**YOUR OBJECTIVE:** Could you write out every line of the records below, word for word and with nothing changed?

**DATA FOR THIS TASK:**
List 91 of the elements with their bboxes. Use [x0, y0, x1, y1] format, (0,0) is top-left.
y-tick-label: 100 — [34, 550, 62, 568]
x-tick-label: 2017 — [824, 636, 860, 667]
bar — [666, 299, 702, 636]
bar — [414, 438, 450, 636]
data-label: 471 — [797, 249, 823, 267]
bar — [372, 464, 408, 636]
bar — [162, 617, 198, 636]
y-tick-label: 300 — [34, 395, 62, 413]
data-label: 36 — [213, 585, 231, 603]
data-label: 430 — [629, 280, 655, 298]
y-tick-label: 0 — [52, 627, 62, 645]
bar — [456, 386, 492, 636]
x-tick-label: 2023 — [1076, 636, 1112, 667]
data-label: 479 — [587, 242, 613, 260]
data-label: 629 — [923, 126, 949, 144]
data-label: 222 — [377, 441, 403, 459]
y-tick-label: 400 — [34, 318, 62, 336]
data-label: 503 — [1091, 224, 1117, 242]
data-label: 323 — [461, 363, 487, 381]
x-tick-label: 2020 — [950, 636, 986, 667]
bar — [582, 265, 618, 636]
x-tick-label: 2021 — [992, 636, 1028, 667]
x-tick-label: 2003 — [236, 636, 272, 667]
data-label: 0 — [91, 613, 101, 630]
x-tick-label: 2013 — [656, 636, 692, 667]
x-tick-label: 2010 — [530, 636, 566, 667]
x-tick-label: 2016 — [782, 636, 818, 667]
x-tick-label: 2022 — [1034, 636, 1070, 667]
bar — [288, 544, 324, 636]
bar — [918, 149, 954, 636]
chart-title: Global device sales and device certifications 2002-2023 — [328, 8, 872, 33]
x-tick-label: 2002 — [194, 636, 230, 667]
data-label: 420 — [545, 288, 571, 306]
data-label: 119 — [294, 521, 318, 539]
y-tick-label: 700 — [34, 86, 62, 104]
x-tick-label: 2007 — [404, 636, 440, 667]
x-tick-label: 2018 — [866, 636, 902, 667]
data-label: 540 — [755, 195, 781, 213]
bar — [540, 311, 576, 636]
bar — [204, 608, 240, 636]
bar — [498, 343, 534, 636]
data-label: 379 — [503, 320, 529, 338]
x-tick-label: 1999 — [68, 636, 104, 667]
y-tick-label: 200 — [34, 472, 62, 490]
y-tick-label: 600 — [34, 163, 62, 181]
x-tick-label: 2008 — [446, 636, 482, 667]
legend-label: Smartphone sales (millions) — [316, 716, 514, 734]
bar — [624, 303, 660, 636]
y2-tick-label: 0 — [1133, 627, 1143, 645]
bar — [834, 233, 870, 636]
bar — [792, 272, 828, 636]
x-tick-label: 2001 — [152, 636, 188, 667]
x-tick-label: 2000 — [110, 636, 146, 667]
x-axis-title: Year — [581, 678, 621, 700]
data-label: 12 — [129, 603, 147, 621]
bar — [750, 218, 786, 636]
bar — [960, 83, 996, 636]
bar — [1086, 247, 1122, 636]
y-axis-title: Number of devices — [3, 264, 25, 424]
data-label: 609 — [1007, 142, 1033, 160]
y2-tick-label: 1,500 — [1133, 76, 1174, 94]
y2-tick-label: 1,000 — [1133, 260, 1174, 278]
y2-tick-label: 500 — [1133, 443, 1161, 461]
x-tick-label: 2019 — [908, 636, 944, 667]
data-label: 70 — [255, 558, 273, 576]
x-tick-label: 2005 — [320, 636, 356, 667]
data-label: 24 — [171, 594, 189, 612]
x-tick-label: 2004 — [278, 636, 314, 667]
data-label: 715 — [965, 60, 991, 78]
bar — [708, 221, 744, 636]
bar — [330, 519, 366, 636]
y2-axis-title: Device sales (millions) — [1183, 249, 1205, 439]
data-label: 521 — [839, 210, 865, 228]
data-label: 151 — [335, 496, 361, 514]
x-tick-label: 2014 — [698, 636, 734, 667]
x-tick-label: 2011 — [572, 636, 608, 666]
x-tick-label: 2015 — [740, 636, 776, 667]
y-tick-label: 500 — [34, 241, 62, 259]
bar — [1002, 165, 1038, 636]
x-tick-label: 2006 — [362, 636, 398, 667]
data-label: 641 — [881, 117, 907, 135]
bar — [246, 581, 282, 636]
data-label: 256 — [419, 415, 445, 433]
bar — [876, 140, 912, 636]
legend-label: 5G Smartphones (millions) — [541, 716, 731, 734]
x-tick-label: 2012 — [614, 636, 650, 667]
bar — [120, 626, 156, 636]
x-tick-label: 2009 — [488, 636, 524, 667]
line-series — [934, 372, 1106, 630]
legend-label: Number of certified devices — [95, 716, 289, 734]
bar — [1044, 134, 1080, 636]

**TASK SOLUTION:**
List 91 of the elements with their bboxes. Use [x0, y0, x1, y1] format, (0,0) is top-left.
y-tick-label: 100 — [34, 550, 62, 568]
x-tick-label: 2017 — [824, 636, 860, 667]
bar — [666, 299, 702, 636]
bar — [414, 438, 450, 636]
data-label: 471 — [797, 249, 823, 267]
bar — [372, 464, 408, 636]
bar — [162, 617, 198, 636]
y-tick-label: 300 — [34, 395, 62, 413]
data-label: 36 — [213, 585, 231, 603]
data-label: 430 — [629, 280, 655, 298]
y-tick-label: 0 — [52, 627, 62, 645]
bar — [456, 386, 492, 636]
x-tick-label: 2023 — [1076, 636, 1112, 667]
data-label: 479 — [587, 242, 613, 260]
data-label: 629 — [923, 126, 949, 144]
data-label: 222 — [377, 441, 403, 459]
y-tick-label: 400 — [34, 318, 62, 336]
data-label: 503 — [1091, 224, 1117, 242]
data-label: 323 — [461, 363, 487, 381]
x-tick-label: 2020 — [950, 636, 986, 667]
bar — [582, 265, 618, 636]
x-tick-label: 2021 — [992, 636, 1028, 667]
x-tick-label: 2003 — [236, 636, 272, 667]
data-label: 0 — [91, 613, 101, 630]
x-tick-label: 2013 — [656, 636, 692, 667]
x-tick-label: 2010 — [530, 636, 566, 667]
x-tick-label: 2016 — [782, 636, 818, 667]
x-tick-label: 2022 — [1034, 636, 1070, 667]
bar — [288, 544, 324, 636]
bar — [918, 149, 954, 636]
chart-title: Global device sales and device certifications 2002-2023 — [328, 8, 872, 33]
x-tick-label: 2002 — [194, 636, 230, 667]
data-label: 420 — [545, 288, 571, 306]
data-label: 119 — [294, 521, 318, 539]
y-tick-label: 700 — [34, 86, 62, 104]
x-tick-label: 2007 — [404, 636, 440, 667]
x-tick-label: 2018 — [866, 636, 902, 667]
data-label: 540 — [755, 195, 781, 213]
bar — [540, 311, 576, 636]
bar — [204, 608, 240, 636]
bar — [498, 343, 534, 636]
data-label: 379 — [503, 320, 529, 338]
x-tick-label: 1999 — [68, 636, 104, 667]
y-tick-label: 200 — [34, 472, 62, 490]
y-tick-label: 600 — [34, 163, 62, 181]
x-tick-label: 2008 — [446, 636, 482, 667]
legend-label: Smartphone sales (millions) — [316, 716, 514, 734]
bar — [624, 303, 660, 636]
y2-tick-label: 0 — [1133, 627, 1143, 645]
bar — [834, 233, 870, 636]
bar — [792, 272, 828, 636]
x-tick-label: 2001 — [152, 636, 188, 667]
x-tick-label: 2000 — [110, 636, 146, 667]
x-axis-title: Year — [581, 678, 621, 700]
data-label: 12 — [129, 603, 147, 621]
bar — [750, 218, 786, 636]
bar — [960, 83, 996, 636]
bar — [1086, 247, 1122, 636]
y-axis-title: Number of devices — [3, 264, 25, 424]
data-label: 609 — [1007, 142, 1033, 160]
y2-tick-label: 1,500 — [1133, 76, 1174, 94]
y2-tick-label: 1,000 — [1133, 260, 1174, 278]
y2-tick-label: 500 — [1133, 443, 1161, 461]
x-tick-label: 2019 — [908, 636, 944, 667]
data-label: 70 — [255, 558, 273, 576]
x-tick-label: 2005 — [320, 636, 356, 667]
data-label: 24 — [171, 594, 189, 612]
x-tick-label: 2004 — [278, 636, 314, 667]
data-label: 715 — [965, 60, 991, 78]
bar — [708, 221, 744, 636]
bar — [330, 519, 366, 636]
y2-axis-title: Device sales (millions) — [1183, 249, 1205, 439]
data-label: 521 — [839, 210, 865, 228]
data-label: 151 — [335, 496, 361, 514]
x-tick-label: 2014 — [698, 636, 734, 667]
x-tick-label: 2011 — [572, 636, 608, 666]
x-tick-label: 2015 — [740, 636, 776, 667]
y-tick-label: 500 — [34, 241, 62, 259]
bar — [1002, 165, 1038, 636]
x-tick-label: 2006 — [362, 636, 398, 667]
data-label: 641 — [881, 117, 907, 135]
bar — [246, 581, 282, 636]
data-label: 256 — [419, 415, 445, 433]
bar — [876, 140, 912, 636]
legend-label: 5G Smartphones (millions) — [541, 716, 731, 734]
x-tick-label: 2012 — [614, 636, 650, 667]
bar — [120, 626, 156, 636]
x-tick-label: 2009 — [488, 636, 524, 667]
line-series — [934, 372, 1106, 630]
legend-label: Number of certified devices — [95, 716, 289, 734]
bar — [1044, 134, 1080, 636]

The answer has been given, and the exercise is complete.